### Objective 1
For the language tags thread, decide whether each statement below agrees with it: (a) The ABNF term "alphanum" covers both letters and digits. (b) The writer believes the suggested grandfathered production makes a real technical difference. (c) The tag t-abc is valid under RFC 3066. Answer yes or no for each, and quote the deciding words from the thread.
### Objective 2
Answer these questions from the language tags thread, one per line:
(a) On whose behalf was the quoted message sent?
(b) Which tag does the writer cite as not valid under RFC 3066?
(c) What grandfathered production does the writer offer as the equivalent of the RFC 3066 ABNF?
### Objective 3
Reproduce the passage of the language tags thread that begins with the words containing "It is *part*" and ends with "of RFC 3066.".

Start of Document section

New Last Call: 'Tags for Identifying Languages' to BCP

Sat Dec 11 17:53:26 CET 2004

> From: ietf-languages-bounces at alvestrand.no [mailto:ietf-languages-
> bounces at alvestrand.no] On Behalf Of Bruce Lilly

> > The "grandfathered" production in the current draft is
> >
> > grandfathered   = ALPHA *(alphanum / "-")
> >
> > which does permit the sequences claimed by Bruce (except for
> > not-purely-alphabetic primary sub-tags),
> 
> No exception.  "alphanum" is ALPHA / DIGIT.

My mistake; again, I had on my mind constaints beyond the ABNF.

> > syntactically; but the set of
> > tags available for use is constrained by more than the ABNF syntax
> > alone: the acceptable productions for each sub-tag must either be taken
> > from one of the source standards or be registered.
> 
> So what? The ABNF is an expression of the grammar that
> describes the set of all valid tags.

It is *part* of the expression of the grammar. Even in RFC 3066 this is the case: you know that t-abc is not valid under RFC 3066, but not because that is constrained by the ABNF of RFC 3066.

I will accept that the ABNF of draft should be changed to better reflect what the form of grandfathered productions can be, which, as I stated in my previous message, would be the equivalent of the ABNF of RFC 3066:

grandfathered = 1*8ALPHA *("-" 1*8alphanum)

I think that's an improvement, though technically I don't think it changes anything.

> If
> one doesn't intend to impose such requirements, the
> ABNF specifying the grammar should be changed
> accordingly.
> 
> > This is no different
> > from RFC 3066, so it is no more of a problem in this specification than
> > it was in RFC 3066.
> 
> It is a very different grammar from RFC 3066, imposing
> very different requirements on parsers.

End of Document section
Start of Records provided

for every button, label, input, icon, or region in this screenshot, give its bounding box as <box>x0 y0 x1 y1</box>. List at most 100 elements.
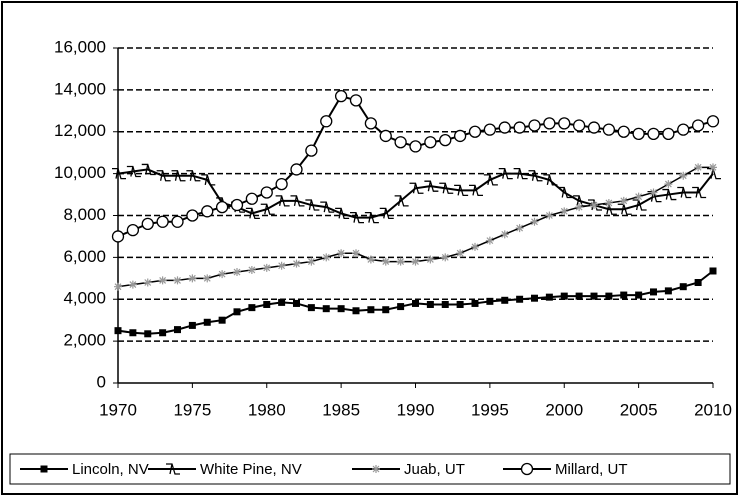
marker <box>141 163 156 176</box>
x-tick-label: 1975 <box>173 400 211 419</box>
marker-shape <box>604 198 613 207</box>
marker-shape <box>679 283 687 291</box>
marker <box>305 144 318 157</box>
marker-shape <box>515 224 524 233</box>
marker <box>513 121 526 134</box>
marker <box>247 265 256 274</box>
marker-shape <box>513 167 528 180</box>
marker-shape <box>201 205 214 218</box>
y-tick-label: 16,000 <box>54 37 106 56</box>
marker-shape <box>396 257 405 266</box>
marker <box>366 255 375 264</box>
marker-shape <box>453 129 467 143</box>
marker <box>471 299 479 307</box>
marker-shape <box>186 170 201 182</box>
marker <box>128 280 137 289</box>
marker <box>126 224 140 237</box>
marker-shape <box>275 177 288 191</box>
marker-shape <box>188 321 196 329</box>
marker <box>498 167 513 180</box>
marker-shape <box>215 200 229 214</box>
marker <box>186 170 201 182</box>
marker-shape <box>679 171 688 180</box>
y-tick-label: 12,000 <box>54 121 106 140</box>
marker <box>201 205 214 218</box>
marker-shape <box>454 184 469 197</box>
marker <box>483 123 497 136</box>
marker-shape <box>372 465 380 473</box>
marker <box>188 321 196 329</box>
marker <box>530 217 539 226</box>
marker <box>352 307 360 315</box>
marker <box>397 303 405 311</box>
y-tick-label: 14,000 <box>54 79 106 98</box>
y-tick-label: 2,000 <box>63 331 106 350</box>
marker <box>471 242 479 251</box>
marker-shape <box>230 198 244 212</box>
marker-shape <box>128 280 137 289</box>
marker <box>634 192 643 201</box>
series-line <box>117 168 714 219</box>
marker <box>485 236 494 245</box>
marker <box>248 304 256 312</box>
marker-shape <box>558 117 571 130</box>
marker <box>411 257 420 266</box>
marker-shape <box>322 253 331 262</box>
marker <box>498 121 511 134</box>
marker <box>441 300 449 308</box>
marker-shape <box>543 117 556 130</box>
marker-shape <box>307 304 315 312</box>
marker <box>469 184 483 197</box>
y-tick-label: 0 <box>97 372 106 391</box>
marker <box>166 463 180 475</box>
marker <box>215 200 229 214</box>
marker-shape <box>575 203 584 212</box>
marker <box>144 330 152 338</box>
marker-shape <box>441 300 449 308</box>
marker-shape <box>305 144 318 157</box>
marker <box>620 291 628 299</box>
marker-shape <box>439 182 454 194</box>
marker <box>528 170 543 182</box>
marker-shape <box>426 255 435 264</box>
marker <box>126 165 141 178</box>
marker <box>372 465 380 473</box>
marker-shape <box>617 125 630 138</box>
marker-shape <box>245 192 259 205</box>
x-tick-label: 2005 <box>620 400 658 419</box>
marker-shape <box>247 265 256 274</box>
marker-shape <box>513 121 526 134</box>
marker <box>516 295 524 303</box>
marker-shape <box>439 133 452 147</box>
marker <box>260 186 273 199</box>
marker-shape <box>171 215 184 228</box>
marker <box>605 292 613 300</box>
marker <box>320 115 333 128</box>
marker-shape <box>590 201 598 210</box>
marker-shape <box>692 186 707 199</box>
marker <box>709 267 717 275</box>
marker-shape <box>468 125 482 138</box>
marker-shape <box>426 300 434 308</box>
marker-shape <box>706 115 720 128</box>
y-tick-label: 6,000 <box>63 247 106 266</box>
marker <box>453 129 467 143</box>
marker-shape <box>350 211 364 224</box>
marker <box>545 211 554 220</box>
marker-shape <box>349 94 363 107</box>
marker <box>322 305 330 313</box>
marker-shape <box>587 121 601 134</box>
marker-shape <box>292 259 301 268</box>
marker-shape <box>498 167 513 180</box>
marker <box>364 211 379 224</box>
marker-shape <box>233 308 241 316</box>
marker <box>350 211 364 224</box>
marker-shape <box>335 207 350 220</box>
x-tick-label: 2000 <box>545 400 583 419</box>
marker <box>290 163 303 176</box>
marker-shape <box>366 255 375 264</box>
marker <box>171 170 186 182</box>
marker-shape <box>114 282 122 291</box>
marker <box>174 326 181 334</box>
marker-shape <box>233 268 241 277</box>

End of Records provided

### Correct response 1
(a) Yes: ""alphanum" is ALPHA / DIGIT."
(b) No: "technically I don't think it changes anything."
(c) No: "you know that t-abc is not valid under RFC 3066"

### Correct response 2
(a) Bruce Lilly
(b) t-abc
(c) grandfathered = 1*8ALPHA *("-" 1*8alphanum)

### Correct response 3
It is *part* of the expression of the grammar. Even in RFC 3066 this is the case: you know that t-abc is not valid under RFC 3066, but not because that is constrained by the ABNF of RFC 3066.